Select and reproduce each line of the listing below that bears the string "What".

# START OF DATASET RECORDS

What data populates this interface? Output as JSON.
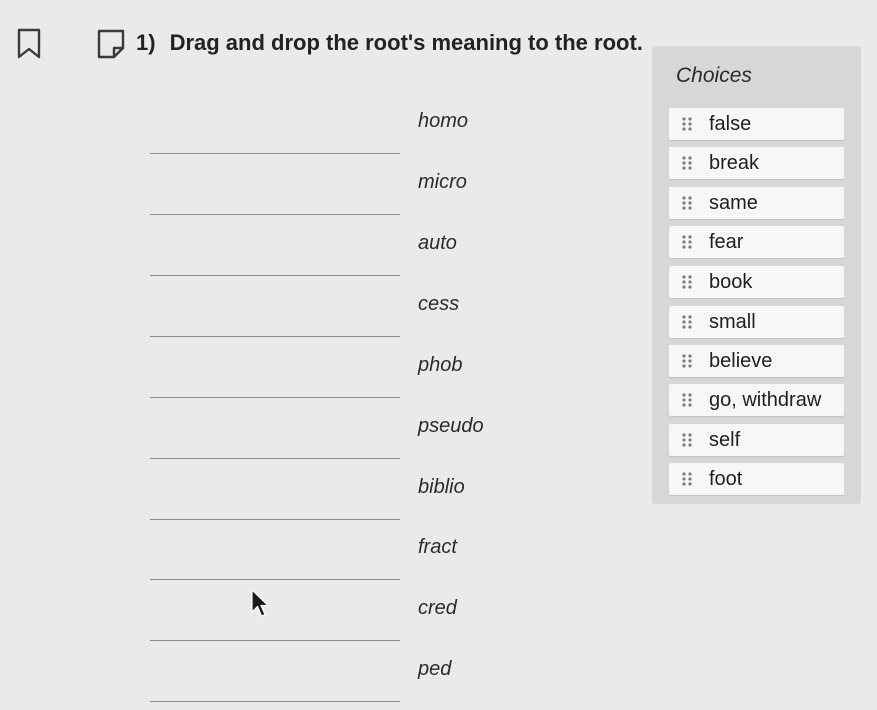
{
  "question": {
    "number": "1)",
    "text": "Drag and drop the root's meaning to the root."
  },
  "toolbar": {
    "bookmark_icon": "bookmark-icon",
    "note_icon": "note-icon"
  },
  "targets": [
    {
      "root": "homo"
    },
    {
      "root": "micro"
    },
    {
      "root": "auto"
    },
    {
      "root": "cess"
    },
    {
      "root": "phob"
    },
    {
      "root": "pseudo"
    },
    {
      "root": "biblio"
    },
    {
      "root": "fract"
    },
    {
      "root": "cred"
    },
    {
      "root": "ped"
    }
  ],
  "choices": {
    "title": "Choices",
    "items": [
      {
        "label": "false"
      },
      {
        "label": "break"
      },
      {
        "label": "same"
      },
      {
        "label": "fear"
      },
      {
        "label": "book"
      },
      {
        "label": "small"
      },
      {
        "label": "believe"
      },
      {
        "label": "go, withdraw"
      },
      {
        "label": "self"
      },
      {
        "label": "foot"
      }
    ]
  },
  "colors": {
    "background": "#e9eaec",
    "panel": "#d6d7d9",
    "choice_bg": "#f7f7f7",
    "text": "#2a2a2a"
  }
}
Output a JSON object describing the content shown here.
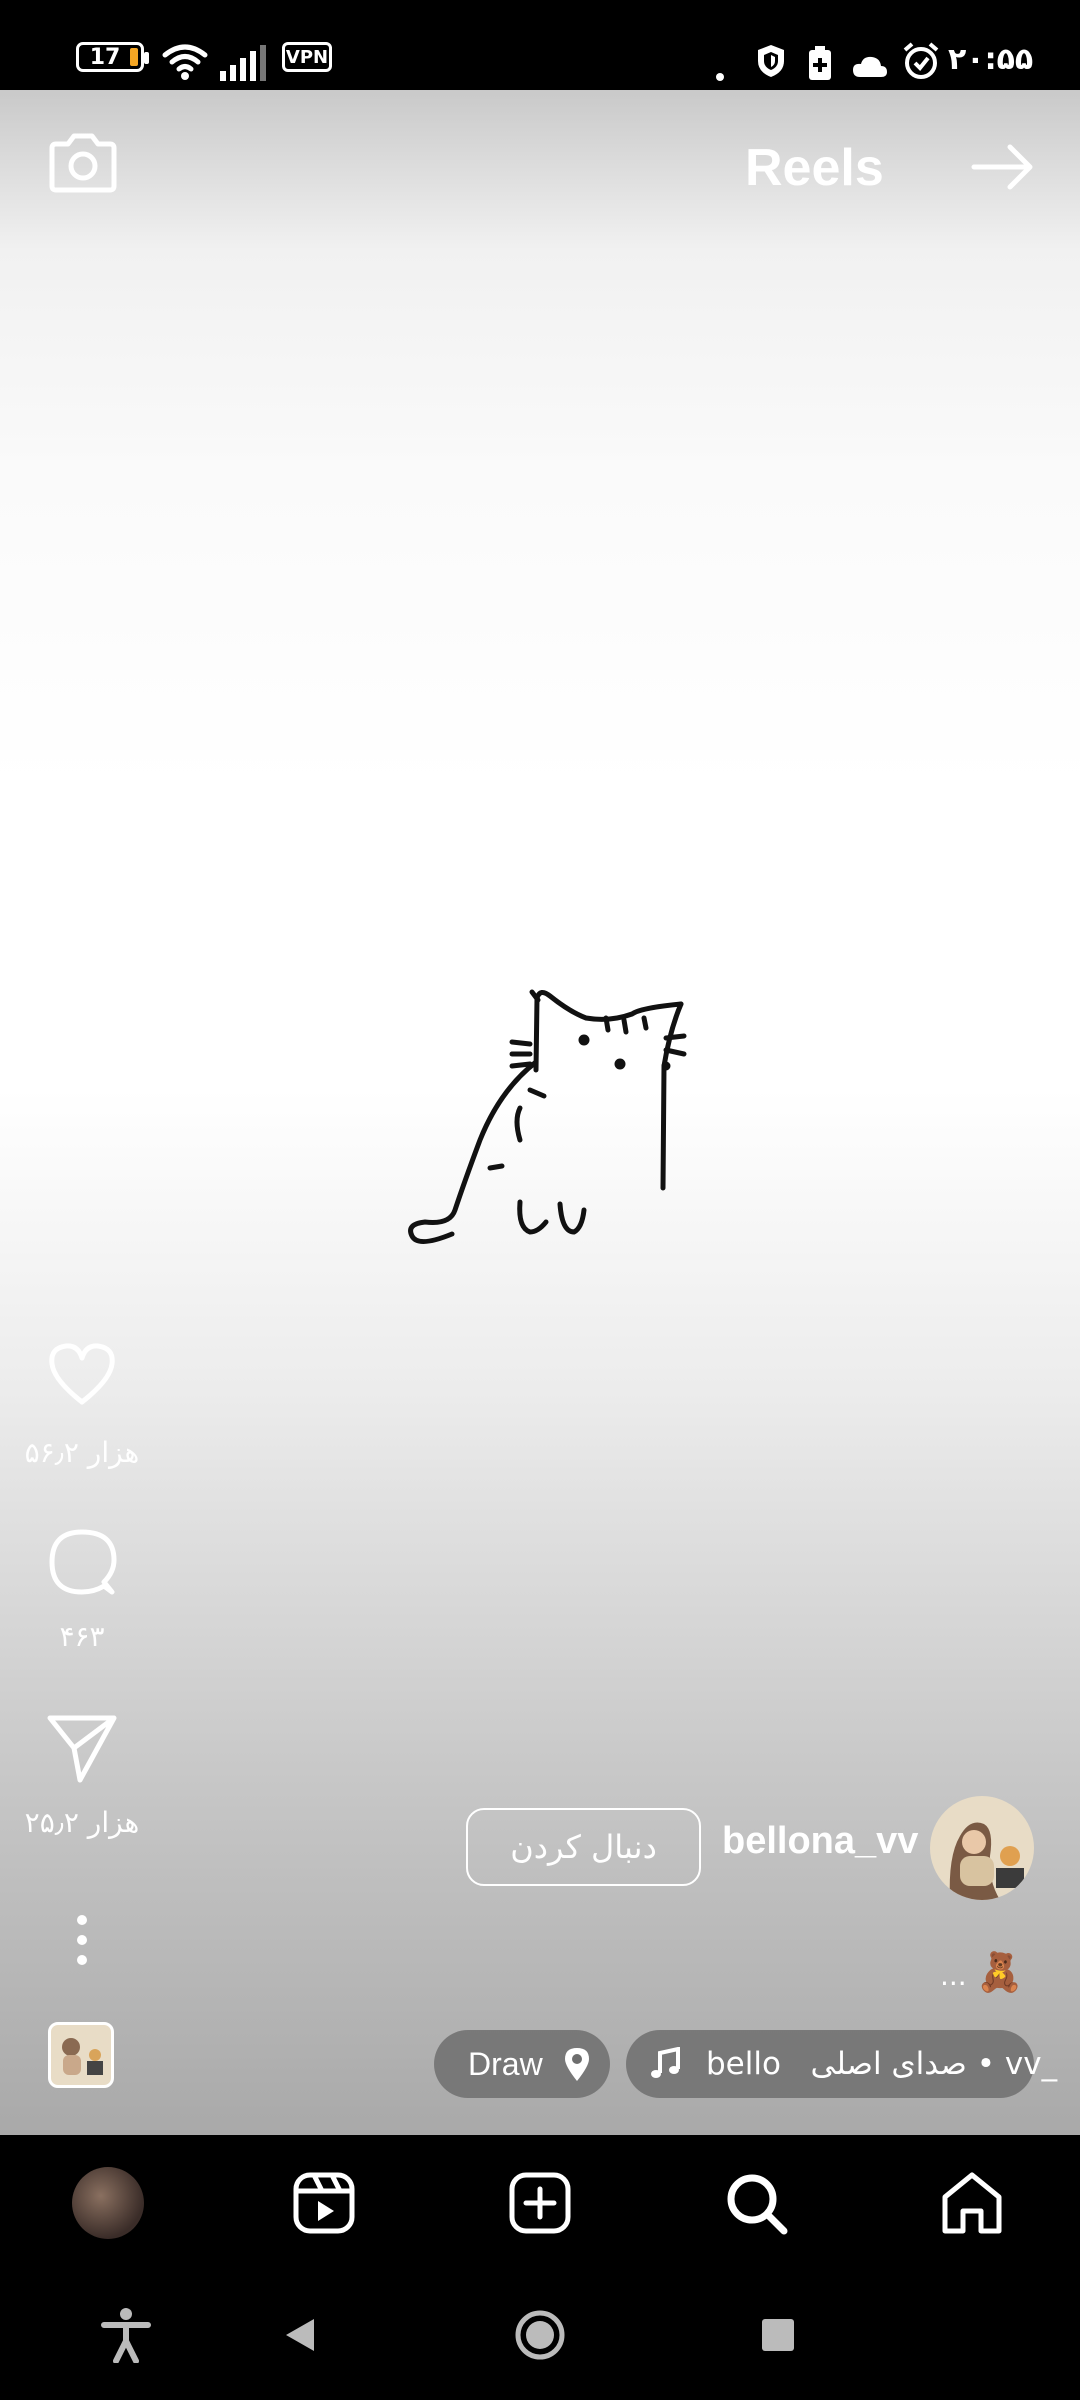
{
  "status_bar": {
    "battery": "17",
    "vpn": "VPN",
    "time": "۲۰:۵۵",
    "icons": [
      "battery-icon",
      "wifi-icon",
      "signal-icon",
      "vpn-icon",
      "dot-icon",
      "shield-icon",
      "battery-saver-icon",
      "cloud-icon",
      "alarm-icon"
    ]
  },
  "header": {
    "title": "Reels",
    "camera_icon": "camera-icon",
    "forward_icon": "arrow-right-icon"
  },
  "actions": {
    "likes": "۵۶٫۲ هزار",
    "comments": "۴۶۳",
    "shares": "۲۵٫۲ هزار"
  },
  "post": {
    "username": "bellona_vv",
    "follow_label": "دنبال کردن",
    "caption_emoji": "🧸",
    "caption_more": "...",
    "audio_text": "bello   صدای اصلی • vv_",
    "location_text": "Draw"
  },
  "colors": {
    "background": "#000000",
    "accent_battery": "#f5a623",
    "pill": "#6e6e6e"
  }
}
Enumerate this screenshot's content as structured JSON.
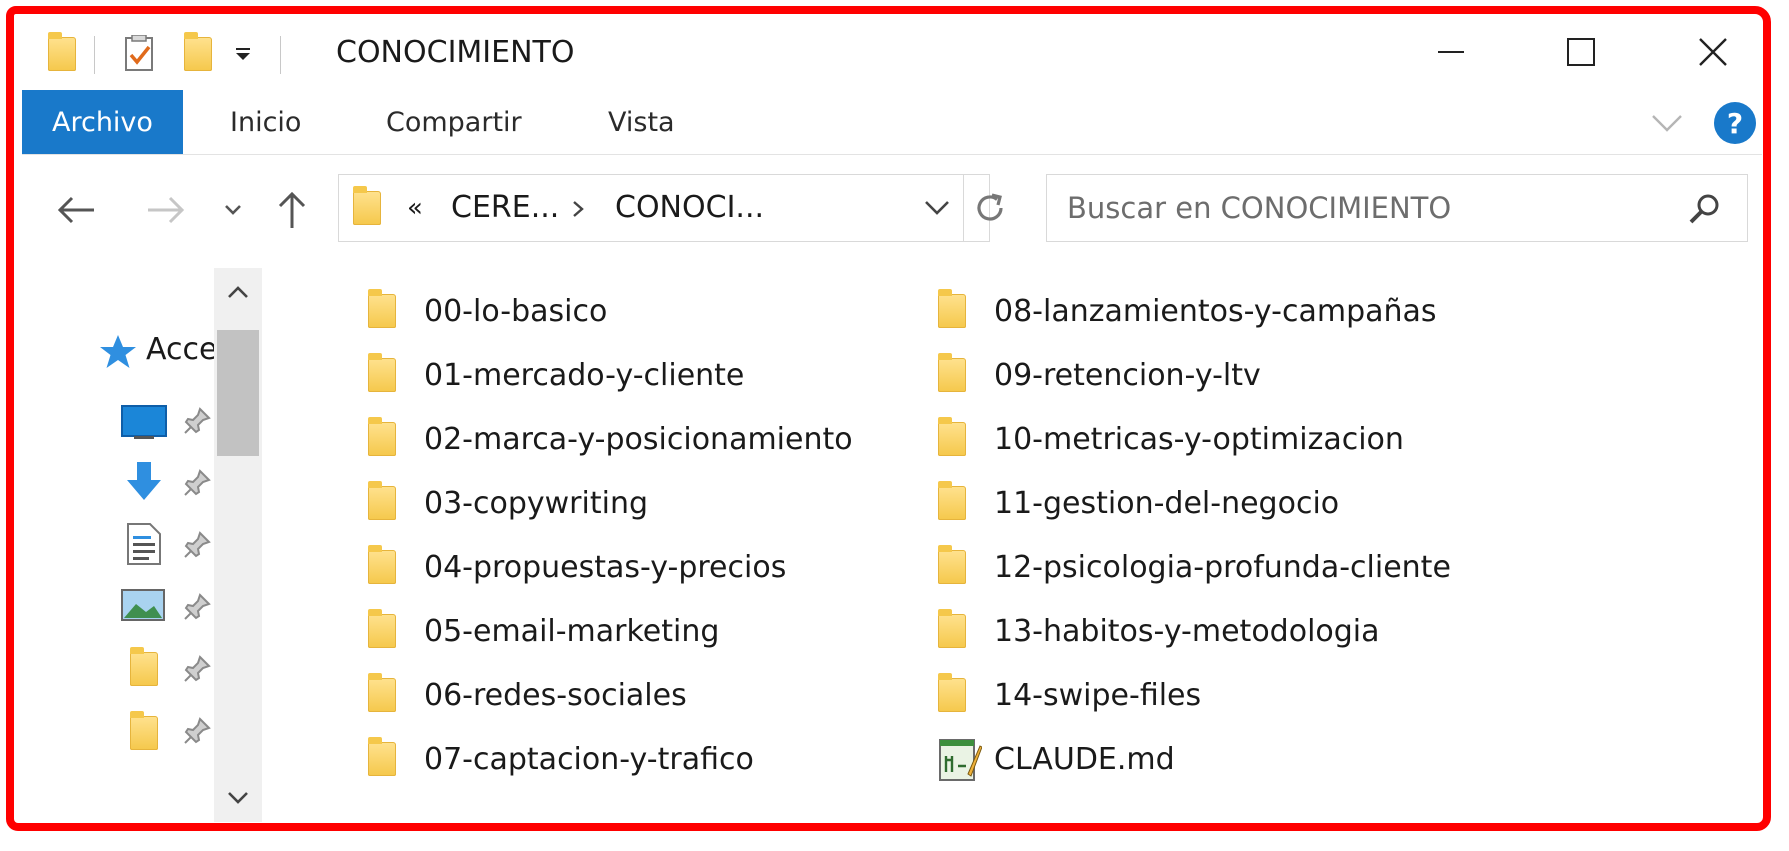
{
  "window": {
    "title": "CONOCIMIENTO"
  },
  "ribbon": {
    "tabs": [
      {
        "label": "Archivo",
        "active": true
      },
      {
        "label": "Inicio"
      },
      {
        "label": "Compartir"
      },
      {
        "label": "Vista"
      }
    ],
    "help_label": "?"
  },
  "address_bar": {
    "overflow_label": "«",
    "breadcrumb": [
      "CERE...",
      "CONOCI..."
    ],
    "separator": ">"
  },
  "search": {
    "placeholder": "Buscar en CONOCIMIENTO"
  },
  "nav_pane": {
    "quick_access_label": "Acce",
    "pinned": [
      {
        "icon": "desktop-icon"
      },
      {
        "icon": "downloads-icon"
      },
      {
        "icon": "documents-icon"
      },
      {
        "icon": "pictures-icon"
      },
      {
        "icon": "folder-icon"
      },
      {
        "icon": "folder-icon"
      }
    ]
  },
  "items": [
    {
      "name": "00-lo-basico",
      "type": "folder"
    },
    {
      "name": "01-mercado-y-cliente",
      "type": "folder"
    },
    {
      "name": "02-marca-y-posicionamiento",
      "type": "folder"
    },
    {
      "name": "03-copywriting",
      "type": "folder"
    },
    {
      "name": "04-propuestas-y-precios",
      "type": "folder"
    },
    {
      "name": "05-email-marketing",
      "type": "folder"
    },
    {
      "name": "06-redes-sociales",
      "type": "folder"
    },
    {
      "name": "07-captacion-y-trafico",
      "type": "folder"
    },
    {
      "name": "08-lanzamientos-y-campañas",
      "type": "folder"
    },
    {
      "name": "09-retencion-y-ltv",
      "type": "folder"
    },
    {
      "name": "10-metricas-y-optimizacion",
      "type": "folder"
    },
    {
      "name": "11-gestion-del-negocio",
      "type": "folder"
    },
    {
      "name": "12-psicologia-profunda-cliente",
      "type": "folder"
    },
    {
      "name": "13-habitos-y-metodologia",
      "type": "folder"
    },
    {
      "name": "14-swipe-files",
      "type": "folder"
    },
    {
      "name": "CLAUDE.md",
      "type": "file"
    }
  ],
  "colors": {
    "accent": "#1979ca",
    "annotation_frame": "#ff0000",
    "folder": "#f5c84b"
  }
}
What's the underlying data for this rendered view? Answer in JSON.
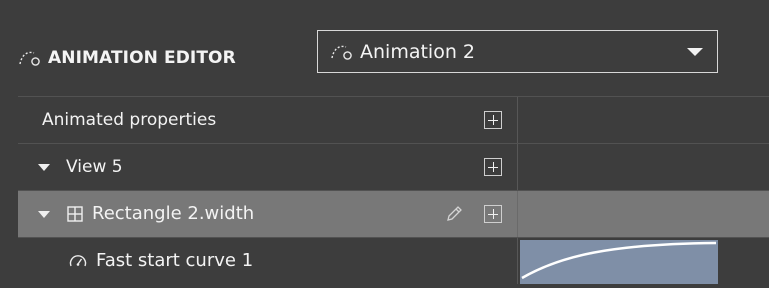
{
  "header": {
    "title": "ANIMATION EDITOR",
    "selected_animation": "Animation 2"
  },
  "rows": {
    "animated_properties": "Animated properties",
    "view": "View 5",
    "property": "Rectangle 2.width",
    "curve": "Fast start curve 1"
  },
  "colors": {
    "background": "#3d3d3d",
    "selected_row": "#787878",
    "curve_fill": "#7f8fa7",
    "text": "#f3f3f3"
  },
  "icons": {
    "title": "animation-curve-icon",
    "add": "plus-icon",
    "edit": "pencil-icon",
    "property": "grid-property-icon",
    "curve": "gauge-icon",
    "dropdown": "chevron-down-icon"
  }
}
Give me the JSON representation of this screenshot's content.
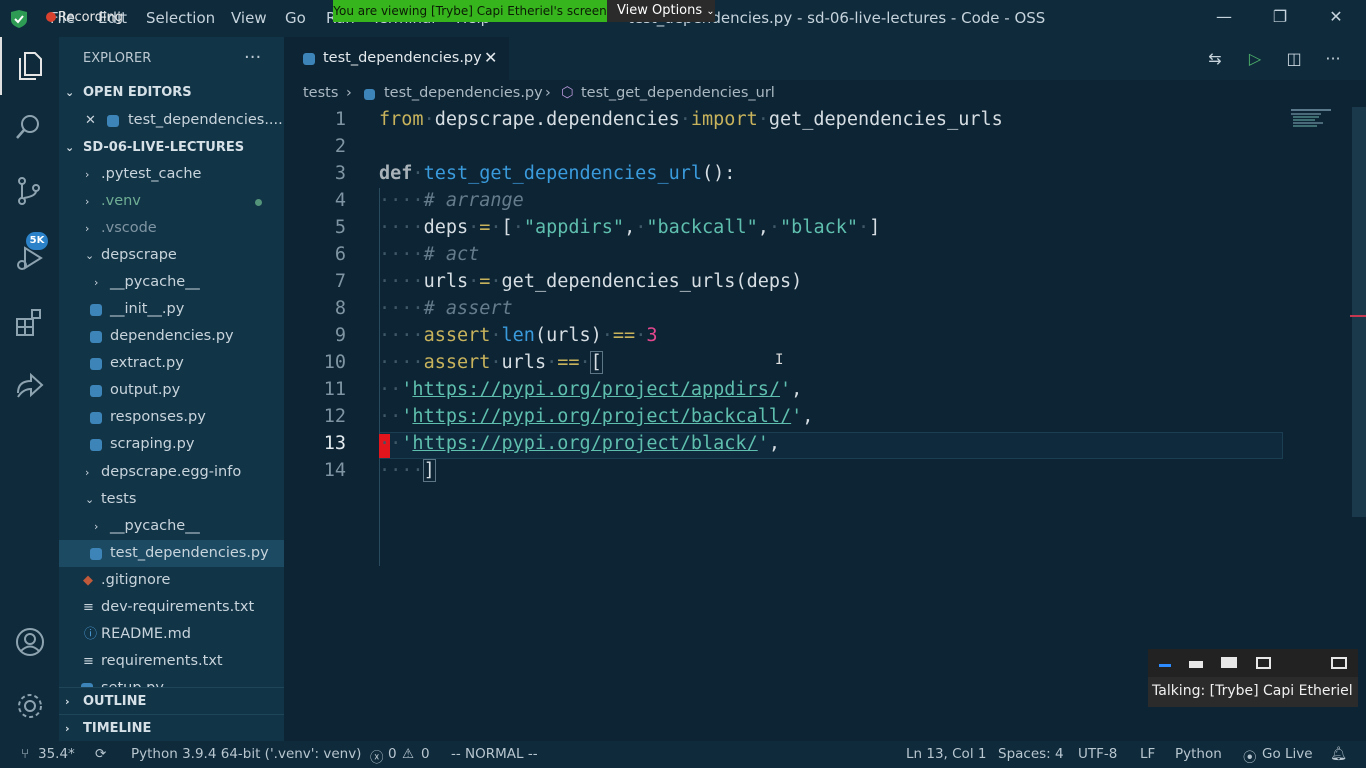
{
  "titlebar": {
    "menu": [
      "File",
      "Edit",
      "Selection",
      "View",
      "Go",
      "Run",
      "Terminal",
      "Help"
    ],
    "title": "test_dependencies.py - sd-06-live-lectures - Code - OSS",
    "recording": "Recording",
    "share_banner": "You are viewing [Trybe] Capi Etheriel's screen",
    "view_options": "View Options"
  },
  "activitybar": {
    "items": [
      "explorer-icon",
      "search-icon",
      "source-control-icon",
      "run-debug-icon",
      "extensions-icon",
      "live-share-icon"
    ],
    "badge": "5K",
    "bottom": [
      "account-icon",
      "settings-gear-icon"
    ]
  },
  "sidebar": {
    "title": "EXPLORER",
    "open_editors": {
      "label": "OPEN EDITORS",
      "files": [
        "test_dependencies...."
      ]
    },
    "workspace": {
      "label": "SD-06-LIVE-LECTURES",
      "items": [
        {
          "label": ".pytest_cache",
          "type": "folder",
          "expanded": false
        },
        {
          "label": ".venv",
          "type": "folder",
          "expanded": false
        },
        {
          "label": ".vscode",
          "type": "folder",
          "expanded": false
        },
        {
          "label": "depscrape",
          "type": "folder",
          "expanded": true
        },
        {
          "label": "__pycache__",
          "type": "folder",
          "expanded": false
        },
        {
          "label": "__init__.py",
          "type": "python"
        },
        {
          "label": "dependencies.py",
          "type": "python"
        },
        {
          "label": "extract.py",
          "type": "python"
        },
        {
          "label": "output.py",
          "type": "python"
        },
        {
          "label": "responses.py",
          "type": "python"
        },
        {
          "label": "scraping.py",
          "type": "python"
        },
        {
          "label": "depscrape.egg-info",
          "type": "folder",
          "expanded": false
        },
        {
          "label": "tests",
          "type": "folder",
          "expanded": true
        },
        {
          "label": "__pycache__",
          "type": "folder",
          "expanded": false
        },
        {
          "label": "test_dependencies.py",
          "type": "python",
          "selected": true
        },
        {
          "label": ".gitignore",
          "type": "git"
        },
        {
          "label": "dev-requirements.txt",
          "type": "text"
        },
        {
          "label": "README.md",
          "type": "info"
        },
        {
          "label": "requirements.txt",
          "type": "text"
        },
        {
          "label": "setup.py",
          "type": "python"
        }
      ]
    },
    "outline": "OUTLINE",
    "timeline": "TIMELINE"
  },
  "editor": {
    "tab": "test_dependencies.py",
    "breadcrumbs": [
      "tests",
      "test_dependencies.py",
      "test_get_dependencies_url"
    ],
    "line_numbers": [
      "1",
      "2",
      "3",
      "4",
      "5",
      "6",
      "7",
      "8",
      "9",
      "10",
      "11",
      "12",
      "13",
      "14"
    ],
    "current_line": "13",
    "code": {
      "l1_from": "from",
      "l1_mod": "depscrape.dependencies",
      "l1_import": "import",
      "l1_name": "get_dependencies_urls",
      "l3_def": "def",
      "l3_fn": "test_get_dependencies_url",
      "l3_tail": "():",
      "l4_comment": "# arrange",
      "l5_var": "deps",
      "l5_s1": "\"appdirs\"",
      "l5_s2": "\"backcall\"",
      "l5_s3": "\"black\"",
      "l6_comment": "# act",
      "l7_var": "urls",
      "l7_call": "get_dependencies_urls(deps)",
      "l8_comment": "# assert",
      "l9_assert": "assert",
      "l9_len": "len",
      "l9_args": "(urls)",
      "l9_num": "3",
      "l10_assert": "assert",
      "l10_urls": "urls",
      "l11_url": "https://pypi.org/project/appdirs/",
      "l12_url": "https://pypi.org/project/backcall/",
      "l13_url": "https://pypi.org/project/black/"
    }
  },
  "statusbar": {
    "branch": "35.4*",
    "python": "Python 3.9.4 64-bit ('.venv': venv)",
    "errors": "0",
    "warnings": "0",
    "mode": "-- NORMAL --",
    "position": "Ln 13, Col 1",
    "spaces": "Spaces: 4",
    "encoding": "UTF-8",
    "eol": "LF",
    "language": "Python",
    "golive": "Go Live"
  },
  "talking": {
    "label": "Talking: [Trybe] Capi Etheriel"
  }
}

# END OF DATASET RECORDS

TASK RESPONSE
What data populates this interface? Output as JSON.
What's the underlying data for this rendered view? Answer in JSON.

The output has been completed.